** Records for the task **
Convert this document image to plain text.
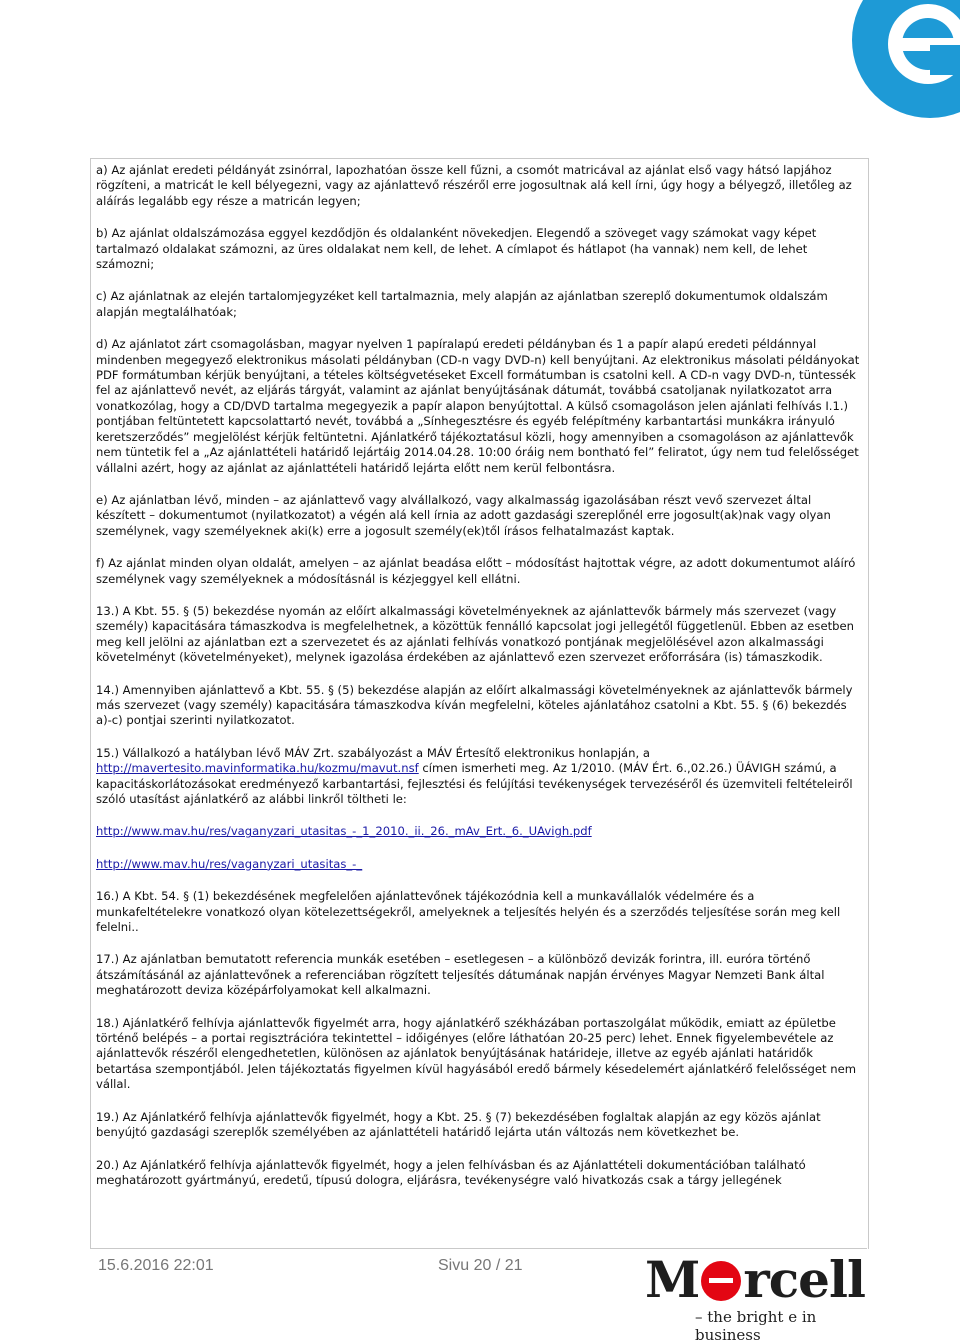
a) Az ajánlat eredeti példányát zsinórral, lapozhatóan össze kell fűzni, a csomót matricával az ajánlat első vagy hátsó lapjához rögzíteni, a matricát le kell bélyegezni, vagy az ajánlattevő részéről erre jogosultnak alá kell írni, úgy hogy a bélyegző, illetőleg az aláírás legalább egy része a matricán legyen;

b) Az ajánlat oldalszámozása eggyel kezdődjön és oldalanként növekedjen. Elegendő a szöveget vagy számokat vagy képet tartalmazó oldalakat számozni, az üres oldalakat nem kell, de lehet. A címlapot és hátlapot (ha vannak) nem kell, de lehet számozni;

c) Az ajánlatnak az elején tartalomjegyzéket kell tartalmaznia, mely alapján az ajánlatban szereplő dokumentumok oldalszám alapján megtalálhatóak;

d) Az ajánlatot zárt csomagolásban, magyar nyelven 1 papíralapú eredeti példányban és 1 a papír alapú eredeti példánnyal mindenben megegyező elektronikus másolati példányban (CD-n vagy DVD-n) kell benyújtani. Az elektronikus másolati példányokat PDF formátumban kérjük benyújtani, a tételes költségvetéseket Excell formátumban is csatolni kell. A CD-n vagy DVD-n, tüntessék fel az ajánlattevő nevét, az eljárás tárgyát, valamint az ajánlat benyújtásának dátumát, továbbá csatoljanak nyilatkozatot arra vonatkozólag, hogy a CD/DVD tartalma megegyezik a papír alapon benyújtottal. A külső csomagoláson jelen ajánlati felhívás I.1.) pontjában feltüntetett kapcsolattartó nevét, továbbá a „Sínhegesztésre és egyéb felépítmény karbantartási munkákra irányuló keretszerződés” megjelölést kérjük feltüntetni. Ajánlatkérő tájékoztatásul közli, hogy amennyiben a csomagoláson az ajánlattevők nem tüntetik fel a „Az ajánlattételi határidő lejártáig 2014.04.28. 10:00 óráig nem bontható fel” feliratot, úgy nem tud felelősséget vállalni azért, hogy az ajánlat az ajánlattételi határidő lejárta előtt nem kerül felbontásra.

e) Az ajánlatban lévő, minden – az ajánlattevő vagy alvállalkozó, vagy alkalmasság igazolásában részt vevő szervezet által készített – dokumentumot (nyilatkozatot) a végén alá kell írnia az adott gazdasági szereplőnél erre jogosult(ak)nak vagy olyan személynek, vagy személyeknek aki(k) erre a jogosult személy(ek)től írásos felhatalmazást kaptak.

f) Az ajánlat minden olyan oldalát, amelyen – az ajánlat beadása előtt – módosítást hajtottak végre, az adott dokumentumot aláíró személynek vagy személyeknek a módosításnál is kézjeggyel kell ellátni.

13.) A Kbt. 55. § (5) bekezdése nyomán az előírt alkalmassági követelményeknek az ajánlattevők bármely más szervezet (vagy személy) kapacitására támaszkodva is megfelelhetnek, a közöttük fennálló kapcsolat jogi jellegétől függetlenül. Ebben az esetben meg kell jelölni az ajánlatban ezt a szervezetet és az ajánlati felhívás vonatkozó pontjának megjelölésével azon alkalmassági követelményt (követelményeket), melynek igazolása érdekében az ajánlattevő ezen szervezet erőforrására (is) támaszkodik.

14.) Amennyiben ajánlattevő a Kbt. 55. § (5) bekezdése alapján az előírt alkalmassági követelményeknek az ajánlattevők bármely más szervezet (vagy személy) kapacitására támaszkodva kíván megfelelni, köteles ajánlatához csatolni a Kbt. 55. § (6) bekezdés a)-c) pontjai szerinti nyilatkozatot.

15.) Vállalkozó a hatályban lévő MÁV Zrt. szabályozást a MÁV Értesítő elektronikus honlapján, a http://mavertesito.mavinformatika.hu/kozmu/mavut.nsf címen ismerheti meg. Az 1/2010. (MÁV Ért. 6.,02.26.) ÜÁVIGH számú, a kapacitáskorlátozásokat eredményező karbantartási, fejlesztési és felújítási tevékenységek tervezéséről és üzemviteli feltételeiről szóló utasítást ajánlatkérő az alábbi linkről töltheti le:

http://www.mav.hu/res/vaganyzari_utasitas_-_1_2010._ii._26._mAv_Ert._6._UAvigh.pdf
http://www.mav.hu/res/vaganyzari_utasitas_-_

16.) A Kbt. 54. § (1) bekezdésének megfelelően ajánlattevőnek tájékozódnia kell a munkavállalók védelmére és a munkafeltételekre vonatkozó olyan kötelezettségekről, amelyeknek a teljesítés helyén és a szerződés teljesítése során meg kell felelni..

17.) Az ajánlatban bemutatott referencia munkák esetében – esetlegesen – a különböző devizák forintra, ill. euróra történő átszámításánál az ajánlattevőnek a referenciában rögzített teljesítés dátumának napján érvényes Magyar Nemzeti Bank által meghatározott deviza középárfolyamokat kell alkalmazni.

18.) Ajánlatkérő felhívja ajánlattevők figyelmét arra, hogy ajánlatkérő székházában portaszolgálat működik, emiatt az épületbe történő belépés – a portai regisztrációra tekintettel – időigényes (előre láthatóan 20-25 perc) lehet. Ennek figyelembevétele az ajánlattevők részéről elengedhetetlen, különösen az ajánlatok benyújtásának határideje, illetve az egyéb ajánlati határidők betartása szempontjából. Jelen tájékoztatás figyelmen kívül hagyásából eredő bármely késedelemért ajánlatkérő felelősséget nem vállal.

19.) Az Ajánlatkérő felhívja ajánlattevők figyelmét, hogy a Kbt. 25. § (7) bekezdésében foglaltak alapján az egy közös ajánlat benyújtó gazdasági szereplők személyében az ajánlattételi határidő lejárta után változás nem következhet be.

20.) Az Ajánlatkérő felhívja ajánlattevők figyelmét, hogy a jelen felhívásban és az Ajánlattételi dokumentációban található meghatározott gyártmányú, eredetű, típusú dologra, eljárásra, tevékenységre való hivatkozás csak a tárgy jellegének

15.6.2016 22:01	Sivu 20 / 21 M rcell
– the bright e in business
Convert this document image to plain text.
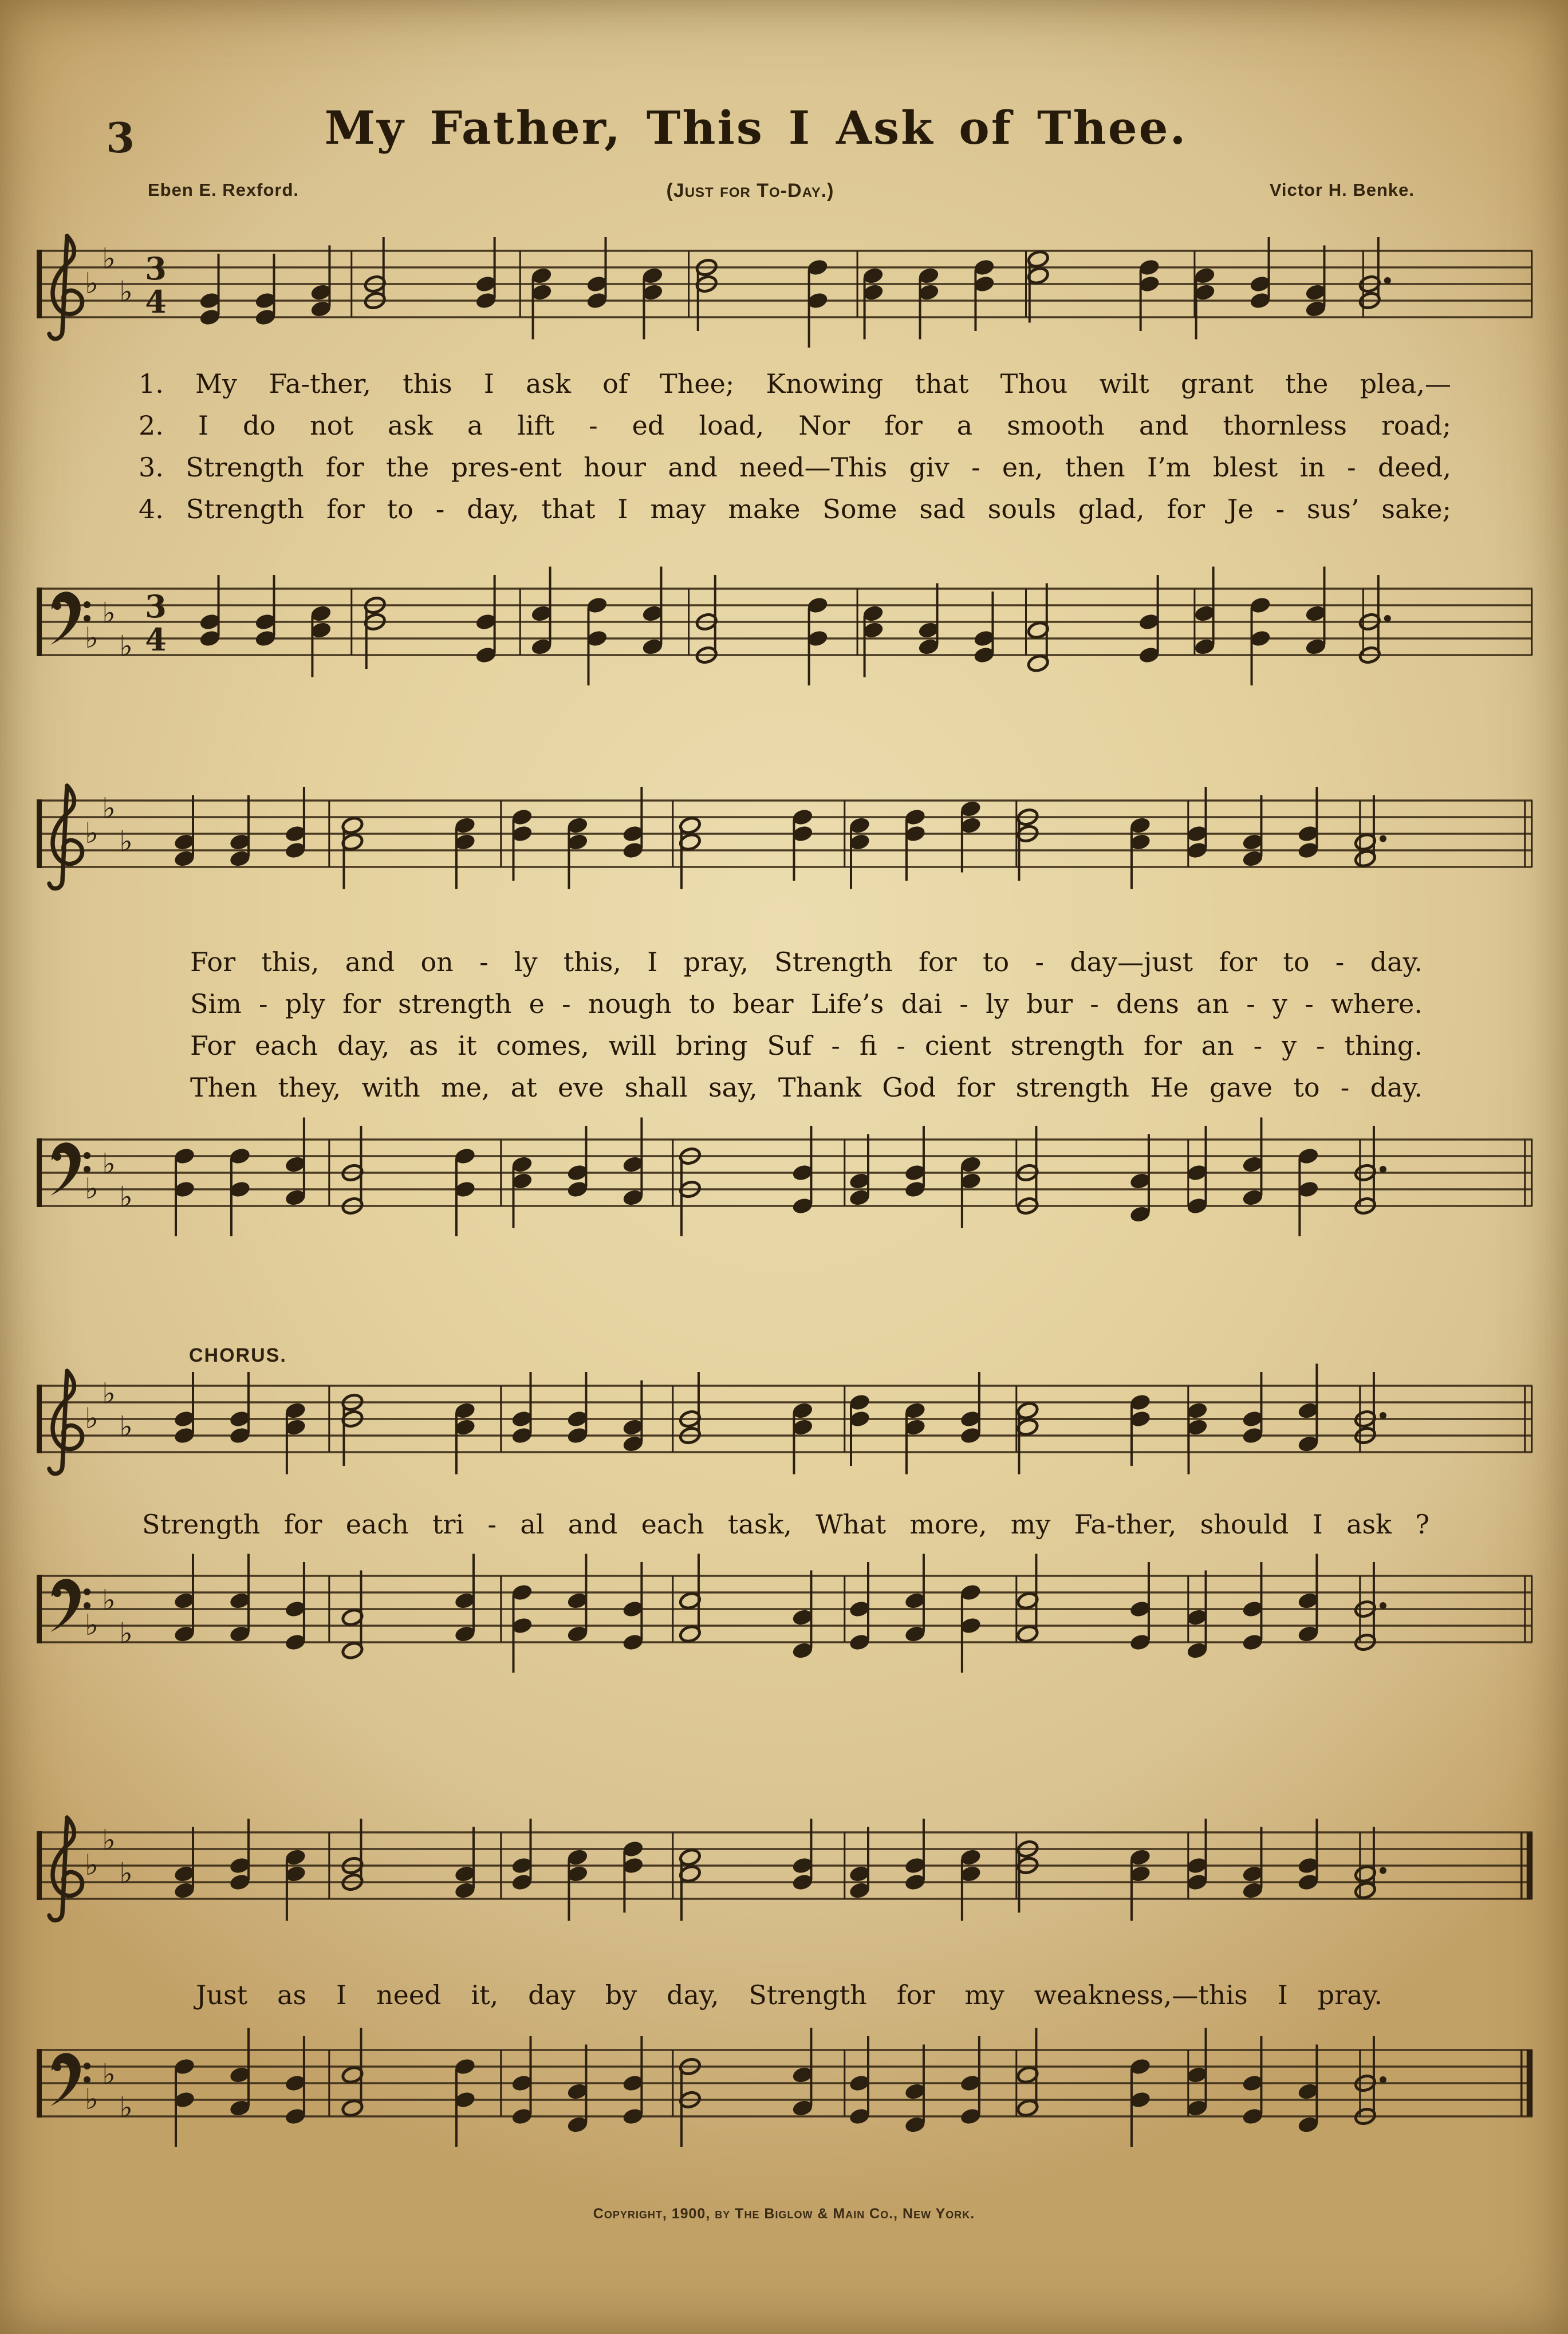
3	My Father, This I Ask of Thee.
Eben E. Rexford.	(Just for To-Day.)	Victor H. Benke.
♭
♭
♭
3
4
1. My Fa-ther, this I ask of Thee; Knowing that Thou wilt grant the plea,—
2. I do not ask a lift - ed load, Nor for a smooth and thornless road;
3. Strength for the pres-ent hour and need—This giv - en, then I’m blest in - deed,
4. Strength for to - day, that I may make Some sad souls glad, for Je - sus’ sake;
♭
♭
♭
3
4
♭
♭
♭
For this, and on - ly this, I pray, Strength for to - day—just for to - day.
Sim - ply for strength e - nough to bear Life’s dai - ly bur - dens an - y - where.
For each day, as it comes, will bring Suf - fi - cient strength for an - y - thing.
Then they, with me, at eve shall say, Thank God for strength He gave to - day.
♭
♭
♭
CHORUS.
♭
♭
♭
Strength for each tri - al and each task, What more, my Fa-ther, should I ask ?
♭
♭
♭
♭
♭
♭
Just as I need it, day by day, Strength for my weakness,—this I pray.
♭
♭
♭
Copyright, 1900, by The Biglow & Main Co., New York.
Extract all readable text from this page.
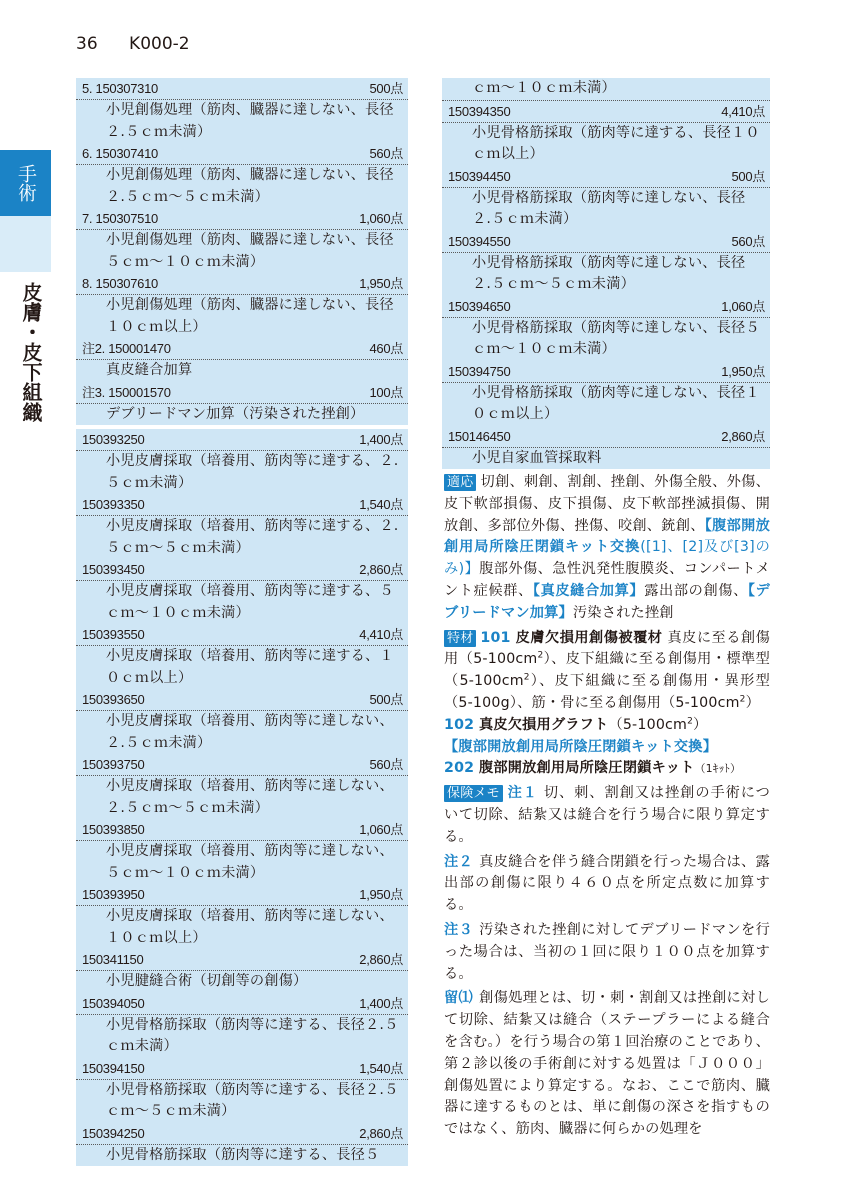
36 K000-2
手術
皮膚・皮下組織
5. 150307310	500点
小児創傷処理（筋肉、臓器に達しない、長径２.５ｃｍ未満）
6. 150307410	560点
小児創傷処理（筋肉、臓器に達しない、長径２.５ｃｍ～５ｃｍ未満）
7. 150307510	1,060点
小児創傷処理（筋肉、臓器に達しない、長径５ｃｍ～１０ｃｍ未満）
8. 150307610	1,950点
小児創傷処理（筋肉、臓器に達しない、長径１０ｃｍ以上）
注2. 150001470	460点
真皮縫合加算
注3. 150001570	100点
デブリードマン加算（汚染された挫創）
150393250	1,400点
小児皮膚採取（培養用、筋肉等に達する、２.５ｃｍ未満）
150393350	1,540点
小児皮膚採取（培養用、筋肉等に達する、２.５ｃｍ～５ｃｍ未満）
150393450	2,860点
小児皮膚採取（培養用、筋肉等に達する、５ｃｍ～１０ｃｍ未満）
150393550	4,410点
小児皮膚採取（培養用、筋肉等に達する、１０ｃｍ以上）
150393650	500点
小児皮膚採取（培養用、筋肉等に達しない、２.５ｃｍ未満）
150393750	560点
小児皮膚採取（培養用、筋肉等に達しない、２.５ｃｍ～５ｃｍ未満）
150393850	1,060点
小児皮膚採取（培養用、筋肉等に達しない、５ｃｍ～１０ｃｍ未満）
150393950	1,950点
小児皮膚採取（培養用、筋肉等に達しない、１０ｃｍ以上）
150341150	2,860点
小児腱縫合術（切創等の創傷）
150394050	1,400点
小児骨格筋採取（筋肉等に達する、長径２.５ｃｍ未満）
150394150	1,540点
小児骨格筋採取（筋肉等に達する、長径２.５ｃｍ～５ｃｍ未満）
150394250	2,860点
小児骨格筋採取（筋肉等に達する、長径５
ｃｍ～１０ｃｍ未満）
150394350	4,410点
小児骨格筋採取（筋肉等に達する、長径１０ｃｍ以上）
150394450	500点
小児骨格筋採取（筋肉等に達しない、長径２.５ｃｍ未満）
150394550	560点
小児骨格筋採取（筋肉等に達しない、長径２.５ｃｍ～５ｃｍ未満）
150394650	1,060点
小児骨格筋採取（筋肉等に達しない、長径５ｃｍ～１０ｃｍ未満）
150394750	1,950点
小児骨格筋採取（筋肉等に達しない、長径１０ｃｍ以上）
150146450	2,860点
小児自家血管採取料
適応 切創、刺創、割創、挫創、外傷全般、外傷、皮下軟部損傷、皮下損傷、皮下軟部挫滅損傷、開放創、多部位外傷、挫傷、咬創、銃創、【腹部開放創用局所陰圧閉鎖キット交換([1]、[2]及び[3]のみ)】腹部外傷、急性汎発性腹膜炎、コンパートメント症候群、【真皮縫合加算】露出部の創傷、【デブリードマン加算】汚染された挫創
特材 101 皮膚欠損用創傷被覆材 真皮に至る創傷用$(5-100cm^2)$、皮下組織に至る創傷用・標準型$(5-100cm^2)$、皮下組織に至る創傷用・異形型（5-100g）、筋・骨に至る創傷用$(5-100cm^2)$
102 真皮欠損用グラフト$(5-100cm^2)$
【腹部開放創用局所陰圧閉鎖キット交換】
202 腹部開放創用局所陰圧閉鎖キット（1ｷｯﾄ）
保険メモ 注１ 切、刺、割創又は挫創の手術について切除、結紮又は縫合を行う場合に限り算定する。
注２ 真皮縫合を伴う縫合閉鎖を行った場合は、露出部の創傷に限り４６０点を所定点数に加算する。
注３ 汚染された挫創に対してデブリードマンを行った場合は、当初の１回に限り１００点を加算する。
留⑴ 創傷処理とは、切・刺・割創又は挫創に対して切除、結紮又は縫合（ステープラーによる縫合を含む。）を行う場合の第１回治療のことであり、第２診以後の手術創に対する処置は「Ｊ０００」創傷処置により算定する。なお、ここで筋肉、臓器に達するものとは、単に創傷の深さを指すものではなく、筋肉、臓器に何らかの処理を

** Request **
Give back, word for word, every line from the one holding "Extract all readable text from this page." through the last line of the listing. Pictures are excluded.

** Complete answer **
Extract all readable text from this page.
36 K000-2
手術
皮膚・皮下組織
5. 150307310	500点
小児創傷処理（筋肉、臓器に達しない、長径２.５ｃｍ未満）
6. 150307410	560点
小児創傷処理（筋肉、臓器に達しない、長径２.５ｃｍ～５ｃｍ未満）
7. 150307510	1,060点
小児創傷処理（筋肉、臓器に達しない、長径５ｃｍ～１０ｃｍ未満）
8. 150307610	1,950点
小児創傷処理（筋肉、臓器に達しない、長径１０ｃｍ以上）
注2. 150001470	460点
真皮縫合加算
注3. 150001570	100点
デブリードマン加算（汚染された挫創）
150393250	1,400点
小児皮膚採取（培養用、筋肉等に達する、２.５ｃｍ未満）
150393350	1,540点
小児皮膚採取（培養用、筋肉等に達する、２.５ｃｍ～５ｃｍ未満）
150393450	2,860点
小児皮膚採取（培養用、筋肉等に達する、５ｃｍ～１０ｃｍ未満）
150393550	4,410点
小児皮膚採取（培養用、筋肉等に達する、１０ｃｍ以上）
150393650	500点
小児皮膚採取（培養用、筋肉等に達しない、２.５ｃｍ未満）
150393750	560点
小児皮膚採取（培養用、筋肉等に達しない、２.５ｃｍ～５ｃｍ未満）
150393850	1,060点
小児皮膚採取（培養用、筋肉等に達しない、５ｃｍ～１０ｃｍ未満）
150393950	1,950点
小児皮膚採取（培養用、筋肉等に達しない、１０ｃｍ以上）
150341150	2,860点
小児腱縫合術（切創等の創傷）
150394050	1,400点
小児骨格筋採取（筋肉等に達する、長径２.５ｃｍ未満）
150394150	1,540点
小児骨格筋採取（筋肉等に達する、長径２.５ｃｍ～５ｃｍ未満）
150394250	2,860点
小児骨格筋採取（筋肉等に達する、長径５
ｃｍ～１０ｃｍ未満）
150394350	4,410点
小児骨格筋採取（筋肉等に達する、長径１０ｃｍ以上）
150394450	500点
小児骨格筋採取（筋肉等に達しない、長径２.５ｃｍ未満）
150394550	560点
小児骨格筋採取（筋肉等に達しない、長径２.５ｃｍ～５ｃｍ未満）
150394650	1,060点
小児骨格筋採取（筋肉等に達しない、長径５ｃｍ～１０ｃｍ未満）
150394750	1,950点
小児骨格筋採取（筋肉等に達しない、長径１０ｃｍ以上）
150146450	2,860点
小児自家血管採取料
適応 切創、刺創、割創、挫創、外傷全般、外傷、皮下軟部損傷、皮下損傷、皮下軟部挫滅損傷、開放創、多部位外傷、挫傷、咬創、銃創、【腹部開放創用局所陰圧閉鎖キット交換([1]、[2]及び[3]のみ)】腹部外傷、急性汎発性腹膜炎、コンパートメント症候群、【真皮縫合加算】露出部の創傷、【デブリードマン加算】汚染された挫創
特材 101 皮膚欠損用創傷被覆材 真皮に至る創傷用$(5-100cm^2)$、皮下組織に至る創傷用・標準型$(5-100cm^2)$、皮下組織に至る創傷用・異形型（5-100g）、筋・骨に至る創傷用$(5-100cm^2)$
102 真皮欠損用グラフト$(5-100cm^2)$
【腹部開放創用局所陰圧閉鎖キット交換】
202 腹部開放創用局所陰圧閉鎖キット（1ｷｯﾄ）
保険メモ 注１ 切、刺、割創又は挫創の手術について切除、結紮又は縫合を行う場合に限り算定する。
注２ 真皮縫合を伴う縫合閉鎖を行った場合は、露出部の創傷に限り４６０点を所定点数に加算する。
注３ 汚染された挫創に対してデブリードマンを行った場合は、当初の１回に限り１００点を加算する。
留⑴ 創傷処理とは、切・刺・割創又は挫創に対して切除、結紮又は縫合（ステープラーによる縫合を含む。）を行う場合の第１回治療のことであり、第２診以後の手術創に対する処置は「Ｊ０００」創傷処置により算定する。なお、ここで筋肉、臓器に達するものとは、単に創傷の深さを指すものではなく、筋肉、臓器に何らかの処理を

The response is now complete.